-- START DATA SHOWN --
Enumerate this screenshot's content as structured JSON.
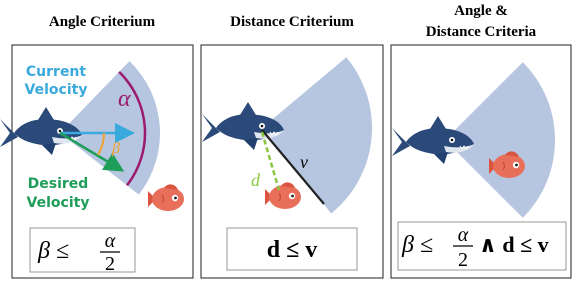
{
  "panels": [
    {
      "title": [
        "Angle Criterium"
      ],
      "annotations": {
        "current_velocity": [
          "Current",
          "Velocity"
        ],
        "desired_velocity": [
          "Desired",
          "Velocity"
        ],
        "alpha": "α",
        "beta": "β"
      },
      "formula": {
        "lhs": "β ≤",
        "num": "α",
        "den": "2"
      }
    },
    {
      "title": [
        "Distance Criterium"
      ],
      "annotations": {
        "d": "d",
        "v": "v"
      },
      "formula": {
        "lhs": "d ≤ v"
      }
    },
    {
      "title": [
        "Angle &",
        "Distance Criteria"
      ],
      "formula": {
        "lhs": "β ≤",
        "num": "α",
        "den": "2",
        "rhs": "∧ d ≤ v"
      }
    }
  ]
}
-- END DATA SHOWN --
WRITTEN REQUEST
Lines that hold "Distance" are the ones to copy; find all of them.

SOLUTION BELOW
        "Distance Criterium"
        "Distance Criteria"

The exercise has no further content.